▸ **Short problem**: Can you print every record below exactly as written?

++++++++

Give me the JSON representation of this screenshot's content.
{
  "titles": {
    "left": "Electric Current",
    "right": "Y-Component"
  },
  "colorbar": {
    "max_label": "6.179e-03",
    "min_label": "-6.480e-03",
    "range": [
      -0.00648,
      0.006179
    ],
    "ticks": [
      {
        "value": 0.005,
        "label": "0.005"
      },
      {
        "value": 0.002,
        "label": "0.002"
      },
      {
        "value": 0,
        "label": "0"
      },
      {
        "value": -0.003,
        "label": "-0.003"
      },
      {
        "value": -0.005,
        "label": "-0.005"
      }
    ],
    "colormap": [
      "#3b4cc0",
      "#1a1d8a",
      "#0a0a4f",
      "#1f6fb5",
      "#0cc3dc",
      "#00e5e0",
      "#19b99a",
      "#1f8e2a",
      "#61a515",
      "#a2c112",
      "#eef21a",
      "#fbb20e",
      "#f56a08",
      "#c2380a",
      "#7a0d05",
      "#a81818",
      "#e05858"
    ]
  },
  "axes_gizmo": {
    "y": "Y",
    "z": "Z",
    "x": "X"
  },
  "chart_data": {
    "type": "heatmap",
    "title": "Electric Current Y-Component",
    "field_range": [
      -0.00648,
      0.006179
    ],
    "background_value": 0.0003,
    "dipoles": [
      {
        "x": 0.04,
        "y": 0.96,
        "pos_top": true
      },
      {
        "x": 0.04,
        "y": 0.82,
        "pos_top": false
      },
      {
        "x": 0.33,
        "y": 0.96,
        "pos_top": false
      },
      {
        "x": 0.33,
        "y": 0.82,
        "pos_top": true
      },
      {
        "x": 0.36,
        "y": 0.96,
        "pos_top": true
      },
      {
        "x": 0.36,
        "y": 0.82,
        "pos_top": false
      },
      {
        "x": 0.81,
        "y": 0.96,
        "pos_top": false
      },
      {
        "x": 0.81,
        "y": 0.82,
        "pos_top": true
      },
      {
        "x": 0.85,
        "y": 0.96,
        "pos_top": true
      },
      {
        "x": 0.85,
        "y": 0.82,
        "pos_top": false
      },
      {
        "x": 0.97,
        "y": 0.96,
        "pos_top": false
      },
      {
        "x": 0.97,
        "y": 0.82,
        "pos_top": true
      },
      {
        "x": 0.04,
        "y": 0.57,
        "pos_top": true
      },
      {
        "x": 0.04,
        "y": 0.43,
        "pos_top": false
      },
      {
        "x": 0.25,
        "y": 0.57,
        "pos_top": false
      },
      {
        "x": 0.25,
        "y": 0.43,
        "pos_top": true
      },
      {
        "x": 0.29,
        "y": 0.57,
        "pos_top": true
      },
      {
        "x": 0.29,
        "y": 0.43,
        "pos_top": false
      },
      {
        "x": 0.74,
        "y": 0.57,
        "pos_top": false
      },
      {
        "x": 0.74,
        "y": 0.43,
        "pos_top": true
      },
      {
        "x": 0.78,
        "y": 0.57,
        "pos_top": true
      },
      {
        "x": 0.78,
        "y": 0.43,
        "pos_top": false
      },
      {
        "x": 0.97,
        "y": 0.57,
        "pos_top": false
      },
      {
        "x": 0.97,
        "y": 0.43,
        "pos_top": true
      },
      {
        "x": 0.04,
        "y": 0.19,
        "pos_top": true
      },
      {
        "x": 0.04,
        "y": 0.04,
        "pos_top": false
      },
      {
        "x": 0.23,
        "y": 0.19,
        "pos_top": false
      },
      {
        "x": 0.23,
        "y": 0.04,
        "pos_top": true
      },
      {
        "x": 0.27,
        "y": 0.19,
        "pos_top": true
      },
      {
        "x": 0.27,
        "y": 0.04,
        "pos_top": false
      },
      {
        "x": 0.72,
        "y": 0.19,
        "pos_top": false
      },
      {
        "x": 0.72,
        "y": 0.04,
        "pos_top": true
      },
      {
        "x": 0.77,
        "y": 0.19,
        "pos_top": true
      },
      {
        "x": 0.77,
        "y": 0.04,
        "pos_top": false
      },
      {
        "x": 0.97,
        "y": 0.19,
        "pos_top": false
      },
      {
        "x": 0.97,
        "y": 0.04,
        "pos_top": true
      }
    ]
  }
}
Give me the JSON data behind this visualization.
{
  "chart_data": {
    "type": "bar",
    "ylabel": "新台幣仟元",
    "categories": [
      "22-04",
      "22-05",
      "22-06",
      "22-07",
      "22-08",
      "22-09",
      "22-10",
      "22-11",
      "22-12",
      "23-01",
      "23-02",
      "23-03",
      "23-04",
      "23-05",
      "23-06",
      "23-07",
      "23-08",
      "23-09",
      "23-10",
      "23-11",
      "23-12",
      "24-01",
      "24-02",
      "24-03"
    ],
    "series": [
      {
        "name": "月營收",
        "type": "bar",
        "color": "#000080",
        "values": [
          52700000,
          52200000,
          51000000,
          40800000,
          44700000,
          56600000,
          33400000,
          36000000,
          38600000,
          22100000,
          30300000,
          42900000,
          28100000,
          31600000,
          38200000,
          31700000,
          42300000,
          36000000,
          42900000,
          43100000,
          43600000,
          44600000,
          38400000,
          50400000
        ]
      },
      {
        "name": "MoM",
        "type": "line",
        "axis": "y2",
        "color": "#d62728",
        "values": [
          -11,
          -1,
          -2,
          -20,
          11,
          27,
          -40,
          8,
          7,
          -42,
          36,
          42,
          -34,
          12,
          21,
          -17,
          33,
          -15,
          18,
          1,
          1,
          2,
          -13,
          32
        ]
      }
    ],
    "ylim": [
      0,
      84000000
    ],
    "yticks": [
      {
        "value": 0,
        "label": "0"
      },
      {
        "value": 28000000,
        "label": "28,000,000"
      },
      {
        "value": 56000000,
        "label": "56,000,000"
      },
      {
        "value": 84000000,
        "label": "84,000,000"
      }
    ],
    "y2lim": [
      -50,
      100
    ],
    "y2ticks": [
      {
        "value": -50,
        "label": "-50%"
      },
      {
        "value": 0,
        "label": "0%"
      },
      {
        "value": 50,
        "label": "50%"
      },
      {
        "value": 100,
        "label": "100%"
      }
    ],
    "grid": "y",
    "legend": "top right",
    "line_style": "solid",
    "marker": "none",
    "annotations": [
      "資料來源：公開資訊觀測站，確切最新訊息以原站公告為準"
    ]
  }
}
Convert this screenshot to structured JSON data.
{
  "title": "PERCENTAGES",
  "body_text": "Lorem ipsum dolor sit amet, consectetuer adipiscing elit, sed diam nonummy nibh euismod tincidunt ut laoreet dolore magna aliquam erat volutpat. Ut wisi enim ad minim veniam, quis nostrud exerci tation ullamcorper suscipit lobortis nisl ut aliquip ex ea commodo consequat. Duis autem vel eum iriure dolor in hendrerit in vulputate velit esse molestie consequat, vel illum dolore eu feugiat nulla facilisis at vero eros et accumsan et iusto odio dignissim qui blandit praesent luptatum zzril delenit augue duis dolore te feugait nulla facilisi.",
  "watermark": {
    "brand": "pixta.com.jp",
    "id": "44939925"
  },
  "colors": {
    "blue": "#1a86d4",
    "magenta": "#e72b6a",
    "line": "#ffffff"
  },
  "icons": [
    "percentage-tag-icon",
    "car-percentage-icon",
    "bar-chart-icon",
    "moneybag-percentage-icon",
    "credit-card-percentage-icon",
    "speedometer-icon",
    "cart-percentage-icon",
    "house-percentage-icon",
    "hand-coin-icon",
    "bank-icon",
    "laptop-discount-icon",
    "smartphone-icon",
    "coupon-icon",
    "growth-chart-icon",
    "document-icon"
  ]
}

++++++++

▸ **Exercise output**:
Give me the JSON representation of this screenshot's content.
{
  "titles": {
    "left": "Electric Current",
    "right": "Y-Component"
  },
  "colorbar": {
    "max_label": "6.179e-03",
    "min_label": "-6.480e-03",
    "range": [
      -0.00648,
      0.006179
    ],
    "ticks": [
      {
        "value": 0.005,
        "label": "0.005"
      },
      {
        "value": 0.002,
        "label": "0.002"
      },
      {
        "value": 0,
        "label": "0"
      },
      {
        "value": -0.003,
        "label": "-0.003"
      },
      {
        "value": -0.005,
        "label": "-0.005"
      }
    ],
    "colormap": [
      "#3b4cc0",
      "#1a1d8a",
      "#0a0a4f",
      "#1f6fb5",
      "#0cc3dc",
      "#00e5e0",
      "#19b99a",
      "#1f8e2a",
      "#61a515",
      "#a2c112",
      "#eef21a",
      "#fbb20e",
      "#f56a08",
      "#c2380a",
      "#7a0d05",
      "#a81818",
      "#e05858"
    ]
  },
  "axes_gizmo": {
    "y": "Y",
    "z": "Z",
    "x": "X"
  },
  "chart_data": {
    "type": "heatmap",
    "title": "Electric Current Y-Component",
    "field_range": [
      -0.00648,
      0.006179
    ],
    "background_value": 0.0003,
    "dipoles": [
      {
        "x": 0.04,
        "y": 0.96,
        "pos_top": true
      },
      {
        "x": 0.04,
        "y": 0.82,
        "pos_top": false
      },
      {
        "x": 0.33,
        "y": 0.96,
        "pos_top": false
      },
      {
        "x": 0.33,
        "y": 0.82,
        "pos_top": true
      },
      {
        "x": 0.36,
        "y": 0.96,
        "pos_top": true
      },
      {
        "x": 0.36,
        "y": 0.82,
        "pos_top": false
      },
      {
        "x": 0.81,
        "y": 0.96,
        "pos_top": false
      },
      {
        "x": 0.81,
        "y": 0.82,
        "pos_top": true
      },
      {
        "x": 0.85,
        "y": 0.96,
        "pos_top": true
      },
      {
        "x": 0.85,
        "y": 0.82,
        "pos_top": false
      },
      {
        "x": 0.97,
        "y": 0.96,
        "pos_top": false
      },
      {
        "x": 0.97,
        "y": 0.82,
        "pos_top": true
      },
      {
        "x": 0.04,
        "y": 0.57,
        "pos_top": true
      },
      {
        "x": 0.04,
        "y": 0.43,
        "pos_top": false
      },
      {
        "x": 0.25,
        "y": 0.57,
        "pos_top": false
      },
      {
        "x": 0.25,
        "y": 0.43,
        "pos_top": true
      },
      {
        "x": 0.29,
        "y": 0.57,
        "pos_top": true
      },
      {
        "x": 0.29,
        "y": 0.43,
        "pos_top": false
      },
      {
        "x": 0.74,
        "y": 0.57,
        "pos_top": false
      },
      {
        "x": 0.74,
        "y": 0.43,
        "pos_top": true
      },
      {
        "x": 0.78,
        "y": 0.57,
        "pos_top": true
      },
      {
        "x": 0.78,
        "y": 0.43,
        "pos_top": false
      },
      {
        "x": 0.97,
        "y": 0.57,
        "pos_top": false
      },
      {
        "x": 0.97,
        "y": 0.43,
        "pos_top": true
      },
      {
        "x": 0.04,
        "y": 0.19,
        "pos_top": true
      },
      {
        "x": 0.04,
        "y": 0.04,
        "pos_top": false
      },
      {
        "x": 0.23,
        "y": 0.19,
        "pos_top": false
      },
      {
        "x": 0.23,
        "y": 0.04,
        "pos_top": true
      },
      {
        "x": 0.27,
        "y": 0.19,
        "pos_top": true
      },
      {
        "x": 0.27,
        "y": 0.04,
        "pos_top": false
      },
      {
        "x": 0.72,
        "y": 0.19,
        "pos_top": false
      },
      {
        "x": 0.72,
        "y": 0.04,
        "pos_top": true
      },
      {
        "x": 0.77,
        "y": 0.19,
        "pos_top": true
      },
      {
        "x": 0.77,
        "y": 0.04,
        "pos_top": false
      },
      {
        "x": 0.97,
        "y": 0.19,
        "pos_top": false
      },
      {
        "x": 0.97,
        "y": 0.04,
        "pos_top": true
      }
    ]
  }
}
Give me the JSON data behind this visualization.
{
  "chart_data": {
    "type": "bar",
    "ylabel": "新台幣仟元",
    "categories": [
      "22-04",
      "22-05",
      "22-06",
      "22-07",
      "22-08",
      "22-09",
      "22-10",
      "22-11",
      "22-12",
      "23-01",
      "23-02",
      "23-03",
      "23-04",
      "23-05",
      "23-06",
      "23-07",
      "23-08",
      "23-09",
      "23-10",
      "23-11",
      "23-12",
      "24-01",
      "24-02",
      "24-03"
    ],
    "series": [
      {
        "name": "月營收",
        "type": "bar",
        "color": "#000080",
        "values": [
          52700000,
          52200000,
          51000000,
          40800000,
          44700000,
          56600000,
          33400000,
          36000000,
          38600000,
          22100000,
          30300000,
          42900000,
          28100000,
          31600000,
          38200000,
          31700000,
          42300000,
          36000000,
          42900000,
          43100000,
          43600000,
          44600000,
          38400000,
          50400000
        ]
      },
      {
        "name": "MoM",
        "type": "line",
        "axis": "y2",
        "color": "#d62728",
        "values": [
          -11,
          -1,
          -2,
          -20,
          11,
          27,
          -40,
          8,
          7,
          -42,
          36,
          42,
          -34,
          12,
          21,
          -17,
          33,
          -15,
          18,
          1,
          1,
          2,
          -13,
          32
        ]
      }
    ],
    "ylim": [
      0,
      84000000
    ],
    "yticks": [
      {
        "value": 0,
        "label": "0"
      },
      {
        "value": 28000000,
        "label": "28,000,000"
      },
      {
        "value": 56000000,
        "label": "56,000,000"
      },
      {
        "value": 84000000,
        "label": "84,000,000"
      }
    ],
    "y2lim": [
      -50,
      100
    ],
    "y2ticks": [
      {
        "value": -50,
        "label": "-50%"
      },
      {
        "value": 0,
        "label": "0%"
      },
      {
        "value": 50,
        "label": "50%"
      },
      {
        "value": 100,
        "label": "100%"
      }
    ],
    "grid": "y",
    "legend": "top right",
    "line_style": "solid",
    "marker": "none",
    "annotations": [
      "資料來源：公開資訊觀測站，確切最新訊息以原站公告為準"
    ]
  }
}
Convert this screenshot to structured JSON data.
{
  "title": "PERCENTAGES",
  "body_text": "Lorem ipsum dolor sit amet, consectetuer adipiscing elit, sed diam nonummy nibh euismod tincidunt ut laoreet dolore magna aliquam erat volutpat. Ut wisi enim ad minim veniam, quis nostrud exerci tation ullamcorper suscipit lobortis nisl ut aliquip ex ea commodo consequat. Duis autem vel eum iriure dolor in hendrerit in vulputate velit esse molestie consequat, vel illum dolore eu feugiat nulla facilisis at vero eros et accumsan et iusto odio dignissim qui blandit praesent luptatum zzril delenit augue duis dolore te feugait nulla facilisi.",
  "watermark": {
    "brand": "pixta.com.jp",
    "id": "44939925"
  },
  "colors": {
    "blue": "#1a86d4",
    "magenta": "#e72b6a",
    "line": "#ffffff"
  },
  "icons": [
    "percentage-tag-icon",
    "car-percentage-icon",
    "bar-chart-icon",
    "moneybag-percentage-icon",
    "credit-card-percentage-icon",
    "speedometer-icon",
    "cart-percentage-icon",
    "house-percentage-icon",
    "hand-coin-icon",
    "bank-icon",
    "laptop-discount-icon",
    "smartphone-icon",
    "coupon-icon",
    "growth-chart-icon",
    "document-icon"
  ]
}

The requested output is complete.